- **Requirement**:
Print every entry word for word, but omit the pictures.

■ ■ ■ ■ ■ ■ ■

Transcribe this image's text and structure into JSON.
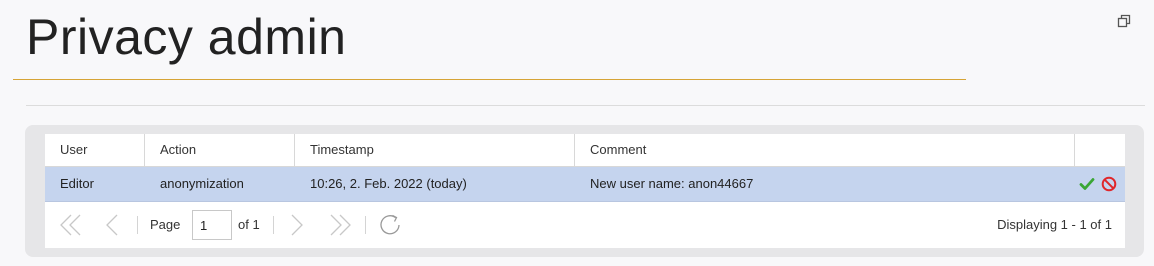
{
  "page": {
    "title": "Privacy admin"
  },
  "grid": {
    "columns": [
      "User",
      "Action",
      "Timestamp",
      "Comment",
      ""
    ],
    "rows": [
      {
        "user": "Editor",
        "action": "anonymization",
        "timestamp": "10:26, 2. Feb. 2022 (today)",
        "comment": "New user name: anon44667",
        "actions": [
          "accept-check-icon",
          "reject-ban-icon"
        ]
      }
    ]
  },
  "pager": {
    "page_label": "Page",
    "current_page": "1",
    "of_label": "of 1",
    "displaying": "Displaying 1 - 1 of 1"
  },
  "colors": {
    "title_underline": "#d6a436",
    "selected_row": "#c5d4ee",
    "accept": "#3aa635",
    "reject": "#e0262b"
  }
}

■ ■ ■ ■ ■ ■ ■

- **Exercise answer**:
Transcribe this image's text and structure into JSON.
{
  "page": {
    "title": "Privacy admin"
  },
  "grid": {
    "columns": [
      "User",
      "Action",
      "Timestamp",
      "Comment",
      ""
    ],
    "rows": [
      {
        "user": "Editor",
        "action": "anonymization",
        "timestamp": "10:26, 2. Feb. 2022 (today)",
        "comment": "New user name: anon44667",
        "actions": [
          "accept-check-icon",
          "reject-ban-icon"
        ]
      }
    ]
  },
  "pager": {
    "page_label": "Page",
    "current_page": "1",
    "of_label": "of 1",
    "displaying": "Displaying 1 - 1 of 1"
  },
  "colors": {
    "title_underline": "#d6a436",
    "selected_row": "#c5d4ee",
    "accept": "#3aa635",
    "reject": "#e0262b"
  }
}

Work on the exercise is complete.